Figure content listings
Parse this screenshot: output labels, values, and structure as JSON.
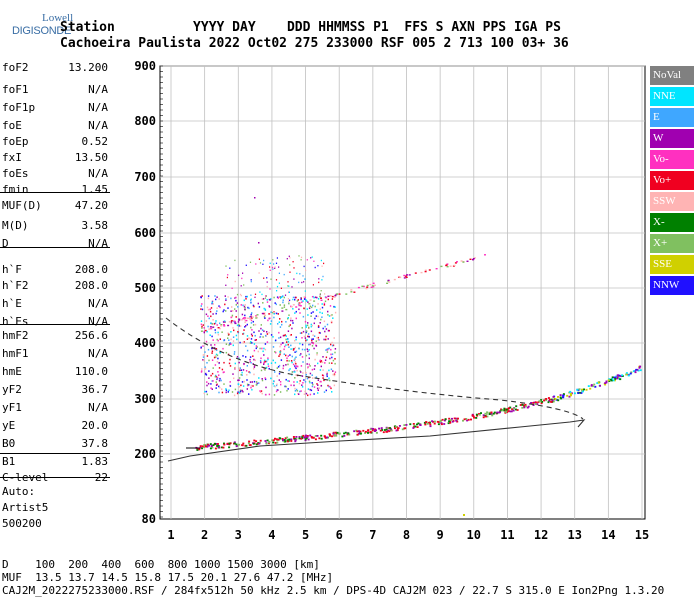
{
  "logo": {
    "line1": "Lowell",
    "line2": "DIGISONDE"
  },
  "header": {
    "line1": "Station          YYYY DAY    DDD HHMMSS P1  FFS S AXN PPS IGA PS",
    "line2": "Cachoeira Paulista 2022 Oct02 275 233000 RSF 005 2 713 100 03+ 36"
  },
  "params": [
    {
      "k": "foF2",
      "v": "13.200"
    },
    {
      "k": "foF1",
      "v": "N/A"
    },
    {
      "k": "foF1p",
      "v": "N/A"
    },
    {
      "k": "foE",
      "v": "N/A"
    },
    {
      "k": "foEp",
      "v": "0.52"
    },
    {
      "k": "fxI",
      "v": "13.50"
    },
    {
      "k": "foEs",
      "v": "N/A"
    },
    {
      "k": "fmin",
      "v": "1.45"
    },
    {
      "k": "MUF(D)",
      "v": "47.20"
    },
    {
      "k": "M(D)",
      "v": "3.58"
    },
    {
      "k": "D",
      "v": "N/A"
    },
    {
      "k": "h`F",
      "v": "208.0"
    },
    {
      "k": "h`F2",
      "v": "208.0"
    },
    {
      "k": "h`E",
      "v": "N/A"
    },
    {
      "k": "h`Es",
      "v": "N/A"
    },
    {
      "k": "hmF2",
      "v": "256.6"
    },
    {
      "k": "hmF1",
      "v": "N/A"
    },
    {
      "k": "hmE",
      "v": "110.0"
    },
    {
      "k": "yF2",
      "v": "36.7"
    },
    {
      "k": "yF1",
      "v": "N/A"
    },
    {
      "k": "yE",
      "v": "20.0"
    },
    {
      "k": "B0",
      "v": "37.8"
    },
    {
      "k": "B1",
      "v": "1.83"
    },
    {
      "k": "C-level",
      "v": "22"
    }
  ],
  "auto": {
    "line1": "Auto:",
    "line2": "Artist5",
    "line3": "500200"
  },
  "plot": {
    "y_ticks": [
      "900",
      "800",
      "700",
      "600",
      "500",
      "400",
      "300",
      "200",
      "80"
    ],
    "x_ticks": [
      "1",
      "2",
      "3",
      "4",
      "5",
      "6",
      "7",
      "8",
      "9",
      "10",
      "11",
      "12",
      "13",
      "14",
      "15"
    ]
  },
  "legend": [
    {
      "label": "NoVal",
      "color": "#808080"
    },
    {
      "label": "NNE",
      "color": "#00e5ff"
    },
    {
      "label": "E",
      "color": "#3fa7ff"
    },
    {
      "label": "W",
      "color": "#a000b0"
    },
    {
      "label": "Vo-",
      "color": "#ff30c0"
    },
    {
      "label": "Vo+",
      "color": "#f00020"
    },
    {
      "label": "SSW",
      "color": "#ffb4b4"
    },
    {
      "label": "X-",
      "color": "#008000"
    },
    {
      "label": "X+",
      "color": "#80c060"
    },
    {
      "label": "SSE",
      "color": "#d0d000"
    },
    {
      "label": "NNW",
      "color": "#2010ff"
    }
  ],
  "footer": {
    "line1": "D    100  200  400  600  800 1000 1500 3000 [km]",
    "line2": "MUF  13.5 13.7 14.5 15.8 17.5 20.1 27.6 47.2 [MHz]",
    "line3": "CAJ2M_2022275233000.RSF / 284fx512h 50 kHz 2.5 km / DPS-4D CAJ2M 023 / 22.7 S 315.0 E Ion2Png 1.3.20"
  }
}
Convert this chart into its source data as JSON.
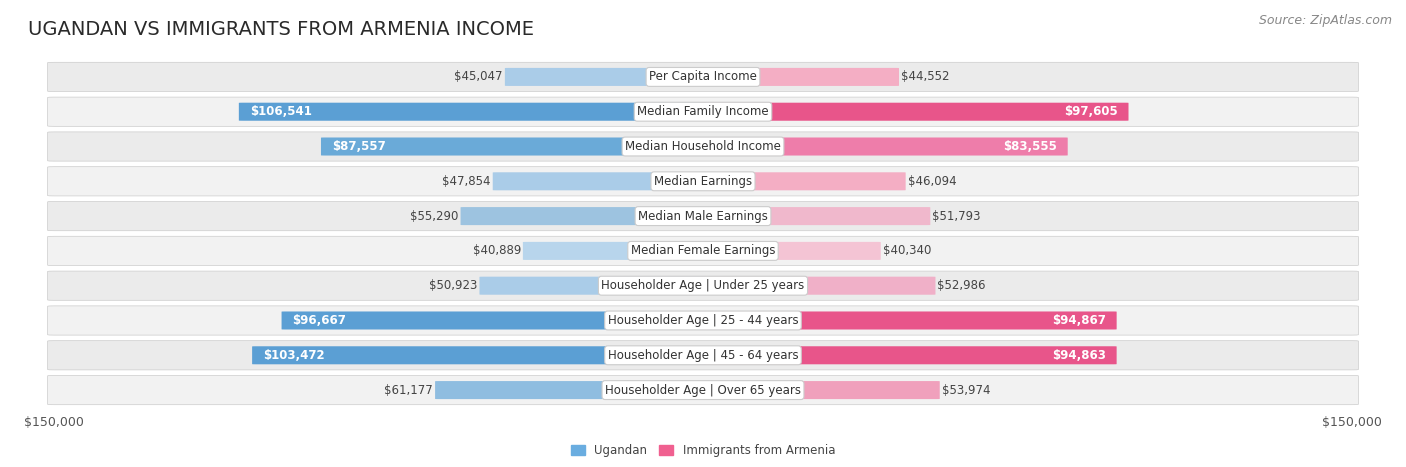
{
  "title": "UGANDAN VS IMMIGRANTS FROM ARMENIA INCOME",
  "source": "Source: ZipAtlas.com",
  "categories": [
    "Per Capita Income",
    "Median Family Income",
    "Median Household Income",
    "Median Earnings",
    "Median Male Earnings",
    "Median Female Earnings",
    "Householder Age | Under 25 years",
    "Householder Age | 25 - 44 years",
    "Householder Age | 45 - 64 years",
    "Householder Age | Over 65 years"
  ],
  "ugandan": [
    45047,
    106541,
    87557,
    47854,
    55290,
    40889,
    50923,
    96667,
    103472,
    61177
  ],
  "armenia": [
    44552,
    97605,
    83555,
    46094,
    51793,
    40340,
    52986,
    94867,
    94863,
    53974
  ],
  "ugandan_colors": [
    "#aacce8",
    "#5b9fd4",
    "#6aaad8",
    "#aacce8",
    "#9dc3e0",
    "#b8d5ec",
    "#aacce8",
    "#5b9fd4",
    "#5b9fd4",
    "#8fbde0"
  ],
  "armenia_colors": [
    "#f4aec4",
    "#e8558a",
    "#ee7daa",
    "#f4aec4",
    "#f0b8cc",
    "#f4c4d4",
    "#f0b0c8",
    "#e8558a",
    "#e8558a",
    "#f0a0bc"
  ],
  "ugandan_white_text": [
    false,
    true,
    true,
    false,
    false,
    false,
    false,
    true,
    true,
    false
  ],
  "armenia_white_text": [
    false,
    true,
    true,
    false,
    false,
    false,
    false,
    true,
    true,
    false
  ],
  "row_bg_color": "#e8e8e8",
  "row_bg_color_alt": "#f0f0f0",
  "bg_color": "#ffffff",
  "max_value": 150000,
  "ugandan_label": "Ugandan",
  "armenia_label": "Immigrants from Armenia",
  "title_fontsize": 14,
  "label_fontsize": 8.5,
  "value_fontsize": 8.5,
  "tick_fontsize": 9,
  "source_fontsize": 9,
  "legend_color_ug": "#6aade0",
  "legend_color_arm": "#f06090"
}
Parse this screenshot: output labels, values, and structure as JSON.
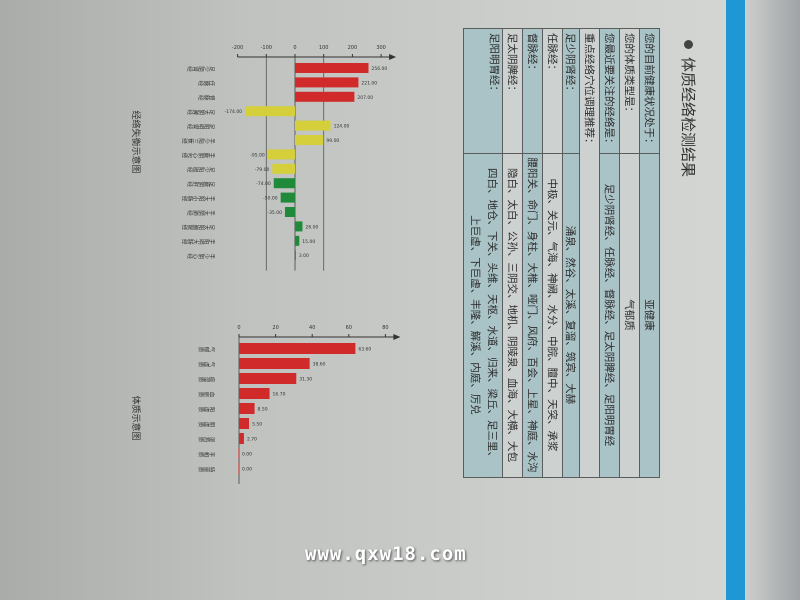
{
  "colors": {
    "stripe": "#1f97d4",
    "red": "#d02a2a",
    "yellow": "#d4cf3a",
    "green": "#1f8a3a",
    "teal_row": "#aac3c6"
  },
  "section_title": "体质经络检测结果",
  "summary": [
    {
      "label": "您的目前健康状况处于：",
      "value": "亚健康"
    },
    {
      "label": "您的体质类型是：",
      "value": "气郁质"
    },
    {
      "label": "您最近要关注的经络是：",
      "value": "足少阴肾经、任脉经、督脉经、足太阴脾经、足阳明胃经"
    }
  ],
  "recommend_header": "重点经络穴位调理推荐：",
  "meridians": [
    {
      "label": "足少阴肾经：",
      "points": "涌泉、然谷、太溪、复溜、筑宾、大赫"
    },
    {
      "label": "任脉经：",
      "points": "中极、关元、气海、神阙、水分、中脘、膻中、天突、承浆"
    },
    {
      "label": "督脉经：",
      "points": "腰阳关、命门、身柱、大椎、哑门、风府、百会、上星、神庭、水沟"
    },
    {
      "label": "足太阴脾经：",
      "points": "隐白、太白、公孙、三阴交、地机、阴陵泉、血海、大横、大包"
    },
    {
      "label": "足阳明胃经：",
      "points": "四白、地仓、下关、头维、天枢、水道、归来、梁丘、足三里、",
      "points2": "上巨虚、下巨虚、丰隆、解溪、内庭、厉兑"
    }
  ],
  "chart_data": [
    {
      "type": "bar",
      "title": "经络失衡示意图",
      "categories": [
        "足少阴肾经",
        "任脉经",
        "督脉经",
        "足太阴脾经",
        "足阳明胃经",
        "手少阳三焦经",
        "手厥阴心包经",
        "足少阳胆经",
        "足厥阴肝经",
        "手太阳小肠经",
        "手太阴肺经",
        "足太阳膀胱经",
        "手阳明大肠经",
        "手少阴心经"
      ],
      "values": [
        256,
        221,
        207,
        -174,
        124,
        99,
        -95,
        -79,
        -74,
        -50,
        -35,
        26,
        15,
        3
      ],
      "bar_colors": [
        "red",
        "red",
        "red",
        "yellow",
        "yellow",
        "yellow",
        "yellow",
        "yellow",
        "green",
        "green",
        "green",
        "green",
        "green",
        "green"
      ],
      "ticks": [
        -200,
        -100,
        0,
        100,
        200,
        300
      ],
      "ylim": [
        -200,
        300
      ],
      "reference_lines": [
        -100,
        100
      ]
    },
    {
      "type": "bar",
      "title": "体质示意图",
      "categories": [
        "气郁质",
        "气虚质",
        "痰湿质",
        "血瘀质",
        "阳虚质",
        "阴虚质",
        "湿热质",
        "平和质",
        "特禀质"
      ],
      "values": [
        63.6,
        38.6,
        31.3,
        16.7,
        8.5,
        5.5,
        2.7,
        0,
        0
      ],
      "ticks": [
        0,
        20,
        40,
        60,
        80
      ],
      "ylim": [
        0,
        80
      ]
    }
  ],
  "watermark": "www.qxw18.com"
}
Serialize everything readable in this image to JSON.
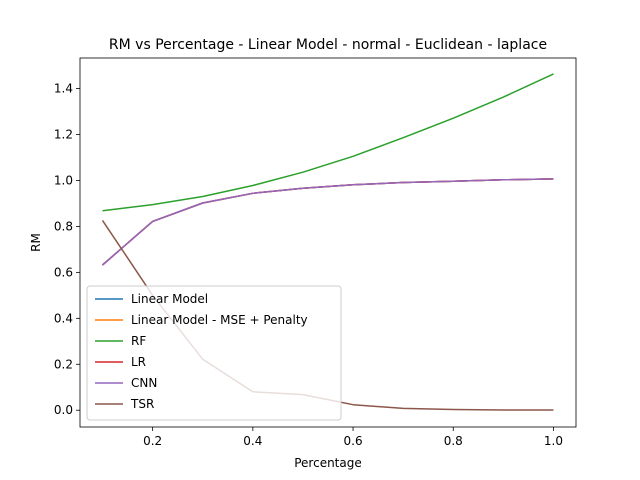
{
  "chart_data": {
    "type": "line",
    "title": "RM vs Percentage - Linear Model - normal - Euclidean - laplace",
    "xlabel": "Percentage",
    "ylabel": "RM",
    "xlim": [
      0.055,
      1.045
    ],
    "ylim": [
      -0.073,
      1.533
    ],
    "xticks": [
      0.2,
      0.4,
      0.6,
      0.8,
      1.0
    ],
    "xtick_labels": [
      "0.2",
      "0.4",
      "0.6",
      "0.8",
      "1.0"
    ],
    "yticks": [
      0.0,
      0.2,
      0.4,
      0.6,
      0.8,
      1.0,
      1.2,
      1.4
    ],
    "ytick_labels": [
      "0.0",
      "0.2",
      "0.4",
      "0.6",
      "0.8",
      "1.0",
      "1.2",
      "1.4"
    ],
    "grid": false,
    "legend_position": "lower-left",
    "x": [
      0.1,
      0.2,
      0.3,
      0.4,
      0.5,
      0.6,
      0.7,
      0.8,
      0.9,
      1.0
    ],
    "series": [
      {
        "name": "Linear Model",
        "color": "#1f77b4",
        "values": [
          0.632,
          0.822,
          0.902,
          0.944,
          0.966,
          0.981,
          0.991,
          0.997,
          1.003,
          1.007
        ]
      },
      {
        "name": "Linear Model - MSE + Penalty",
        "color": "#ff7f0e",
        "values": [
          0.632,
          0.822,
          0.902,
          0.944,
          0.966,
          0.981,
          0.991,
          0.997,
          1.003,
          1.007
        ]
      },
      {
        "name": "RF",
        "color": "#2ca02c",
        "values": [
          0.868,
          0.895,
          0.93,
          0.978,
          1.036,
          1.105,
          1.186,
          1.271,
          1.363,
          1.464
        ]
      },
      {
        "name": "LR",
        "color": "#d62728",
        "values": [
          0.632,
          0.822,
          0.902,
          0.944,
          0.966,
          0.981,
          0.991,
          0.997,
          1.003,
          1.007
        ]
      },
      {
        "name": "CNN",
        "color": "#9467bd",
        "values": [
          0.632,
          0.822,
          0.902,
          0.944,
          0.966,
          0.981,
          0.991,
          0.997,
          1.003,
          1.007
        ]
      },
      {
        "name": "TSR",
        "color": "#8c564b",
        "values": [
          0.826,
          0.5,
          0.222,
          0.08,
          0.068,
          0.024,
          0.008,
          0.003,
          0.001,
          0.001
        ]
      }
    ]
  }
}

What you will do: In the entries above, find each line with the word "Model" and copy it.

Response to this exercise:
    "title": "RM vs Percentage - Linear Model - normal - Euclidean - laplace",
        "name": "Linear Model",
        "name": "Linear Model - MSE + Penalty",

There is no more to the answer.